RECORD EXTRACTS:
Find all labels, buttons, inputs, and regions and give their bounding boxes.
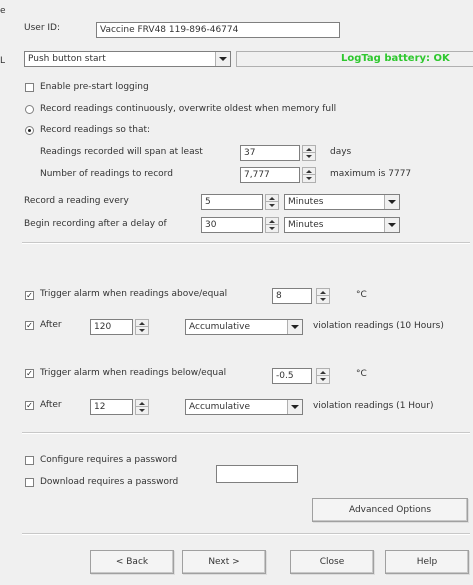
interval-spinner[interactable] bbox=[265, 194, 279, 210]
alarm-upper-mode-select[interactable]: Accumulative bbox=[185, 319, 303, 335]
span-unit: days bbox=[330, 147, 352, 157]
num-readings-spinner[interactable] bbox=[302, 167, 316, 183]
num-readings-note: maximum is 7777 bbox=[330, 169, 412, 179]
record-continuous-label: Record readings continuously, overwrite … bbox=[40, 104, 337, 114]
alarm-lower-after-input[interactable]: 12 bbox=[90, 399, 133, 415]
delay-unit-value: Minutes bbox=[288, 220, 324, 230]
battery-status: LogTag battery: OK bbox=[341, 53, 450, 64]
next-button[interactable]: Next > bbox=[182, 550, 266, 574]
battery-panel: LogTag battery: OK bbox=[236, 51, 473, 67]
alarm-upper-mode-value: Accumulative bbox=[189, 322, 250, 332]
start-mode-select[interactable]: Push button start bbox=[24, 51, 231, 67]
alarm-upper-input[interactable]: 8 bbox=[272, 288, 312, 304]
alarm-lower-violation: violation readings (1 Hour) bbox=[313, 401, 434, 411]
alarm-upper-violation: violation readings (10 Hours) bbox=[313, 321, 444, 331]
advanced-options-button[interactable]: Advanced Options bbox=[312, 498, 468, 522]
alarm-upper-spinner[interactable] bbox=[316, 288, 330, 304]
alarm-lower-mode-select[interactable]: Accumulative bbox=[185, 399, 303, 415]
num-readings-input[interactable]: 7,777 bbox=[240, 167, 300, 183]
interval-label: Record a reading every bbox=[24, 196, 129, 206]
start-mode-value: Push button start bbox=[28, 54, 106, 64]
chevron-down-icon bbox=[287, 400, 302, 414]
alarm-upper-unit: °C bbox=[356, 290, 367, 300]
alarm-lower-input[interactable]: -0.5 bbox=[272, 368, 312, 384]
interval-unit-value: Minutes bbox=[288, 197, 324, 207]
alarm-lower-after-checkbox[interactable]: ✓ bbox=[25, 401, 34, 410]
alarm-upper-checkbox[interactable]: ✓ bbox=[25, 291, 34, 300]
record-so-that-radio[interactable] bbox=[25, 126, 34, 135]
num-readings-label: Number of readings to record bbox=[40, 169, 173, 179]
alarm-lower-unit: °C bbox=[356, 369, 367, 379]
alarm-lower-after-spinner[interactable] bbox=[135, 399, 149, 415]
clipped-label: e bbox=[0, 6, 6, 16]
help-button[interactable]: Help bbox=[385, 550, 469, 574]
alarm-lower-checkbox[interactable]: ✓ bbox=[25, 369, 34, 378]
interval-input[interactable]: 5 bbox=[201, 194, 263, 210]
alarm-lower-after-label: After bbox=[40, 400, 62, 410]
span-days-input[interactable]: 37 bbox=[240, 145, 300, 161]
back-button[interactable]: < Back bbox=[90, 550, 174, 574]
span-spinner[interactable] bbox=[302, 145, 316, 161]
alarm-upper-after-checkbox[interactable]: ✓ bbox=[25, 321, 34, 330]
chevron-down-icon bbox=[287, 320, 302, 334]
interval-unit-select[interactable]: Minutes bbox=[284, 194, 400, 210]
alarm-lower-label: Trigger alarm when readings below/equal bbox=[40, 368, 227, 378]
enable-prestart-checkbox[interactable] bbox=[25, 83, 34, 92]
delay-label: Begin recording after a delay of bbox=[24, 219, 167, 229]
download-password-checkbox[interactable] bbox=[25, 478, 34, 487]
divider bbox=[22, 242, 470, 244]
chevron-down-icon bbox=[384, 218, 399, 232]
user-id-label: User ID: bbox=[24, 23, 60, 33]
close-button[interactable]: Close bbox=[290, 550, 374, 574]
chevron-down-icon bbox=[215, 52, 230, 66]
alarm-lower-spinner[interactable] bbox=[316, 368, 330, 384]
record-continuous-radio[interactable] bbox=[25, 105, 34, 114]
password-input[interactable] bbox=[216, 465, 298, 483]
record-so-that-label: Record readings so that: bbox=[40, 125, 151, 135]
divider bbox=[22, 533, 470, 535]
download-password-label: Download requires a password bbox=[40, 477, 179, 487]
alarm-upper-label: Trigger alarm when readings above/equal bbox=[40, 289, 228, 299]
delay-unit-select[interactable]: Minutes bbox=[284, 217, 400, 233]
alarm-upper-after-input[interactable]: 120 bbox=[90, 319, 133, 335]
alarm-upper-after-spinner[interactable] bbox=[135, 319, 149, 335]
clipped-label: L bbox=[0, 56, 6, 66]
alarm-upper-after-label: After bbox=[40, 320, 62, 330]
divider bbox=[22, 432, 470, 434]
delay-input[interactable]: 30 bbox=[201, 217, 263, 233]
user-id-input[interactable]: Vaccine FRV48 119-896-46774 bbox=[96, 22, 340, 38]
configure-password-checkbox[interactable] bbox=[25, 456, 34, 465]
alarm-lower-mode-value: Accumulative bbox=[189, 402, 250, 412]
chevron-down-icon bbox=[384, 195, 399, 209]
span-label: Readings recorded will span at least bbox=[40, 147, 203, 157]
enable-prestart-label: Enable pre-start logging bbox=[40, 82, 149, 92]
delay-spinner[interactable] bbox=[265, 217, 279, 233]
configure-password-label: Configure requires a password bbox=[40, 455, 178, 465]
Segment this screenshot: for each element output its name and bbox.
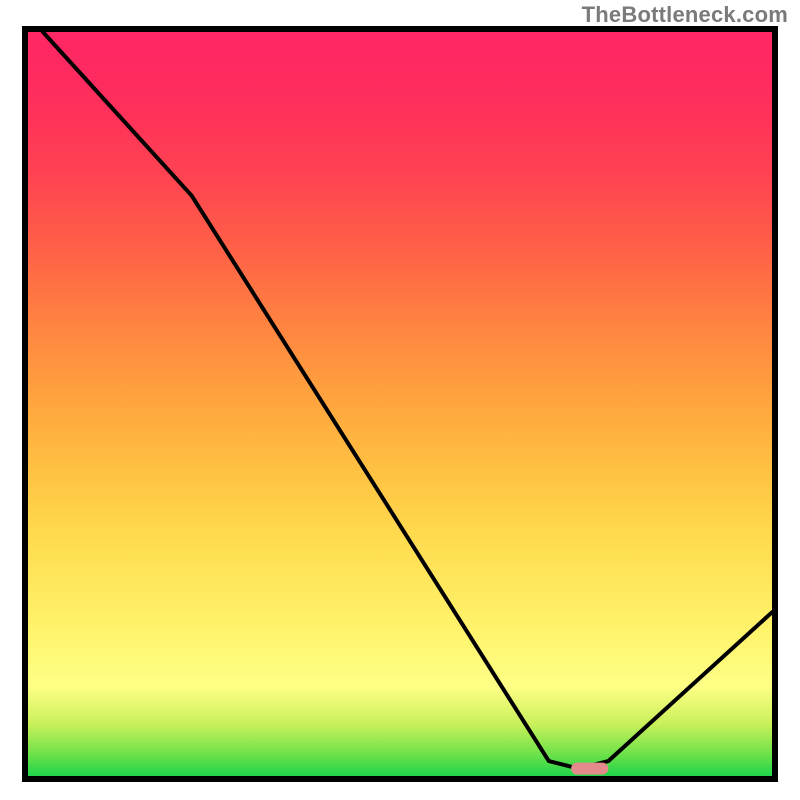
curve-svg bbox=[28, 32, 772, 776]
chart-container: TheBottleneck.com bbox=[0, 0, 800, 800]
target-marker bbox=[571, 763, 608, 775]
plot-area bbox=[22, 26, 778, 782]
watermark-label: TheBottleneck.com bbox=[582, 2, 788, 28]
bottleneck-curve-path bbox=[43, 32, 772, 769]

REQUIRED TASK:
Print the lines from the one containing "interval-spinner[interactable] bbox=[265, 194, 279, 210]" through the one containing "alarm-upper-mode-value: Accumulative bbox=[189, 322, 250, 332]", inclusive, exactly as they appear in the items.

RESPONSE TO THE TASK:
interval-spinner[interactable] bbox=[265, 194, 279, 210]
alarm-upper-mode-select[interactable]: Accumulative bbox=[185, 319, 303, 335]
span-unit: days bbox=[330, 147, 352, 157]
num-readings-spinner[interactable] bbox=[302, 167, 316, 183]
num-readings-note: maximum is 7777 bbox=[330, 169, 412, 179]
record-continuous-label: Record readings continuously, overwrite … bbox=[40, 104, 337, 114]
alarm-lower-after-input[interactable]: 12 bbox=[90, 399, 133, 415]
delay-unit-value: Minutes bbox=[288, 220, 324, 230]
battery-status: LogTag battery: OK bbox=[341, 53, 450, 64]
next-button[interactable]: Next > bbox=[182, 550, 266, 574]
battery-panel: LogTag battery: OK bbox=[236, 51, 473, 67]
alarm-upper-mode-value: Accumulative bbox=[189, 322, 250, 332]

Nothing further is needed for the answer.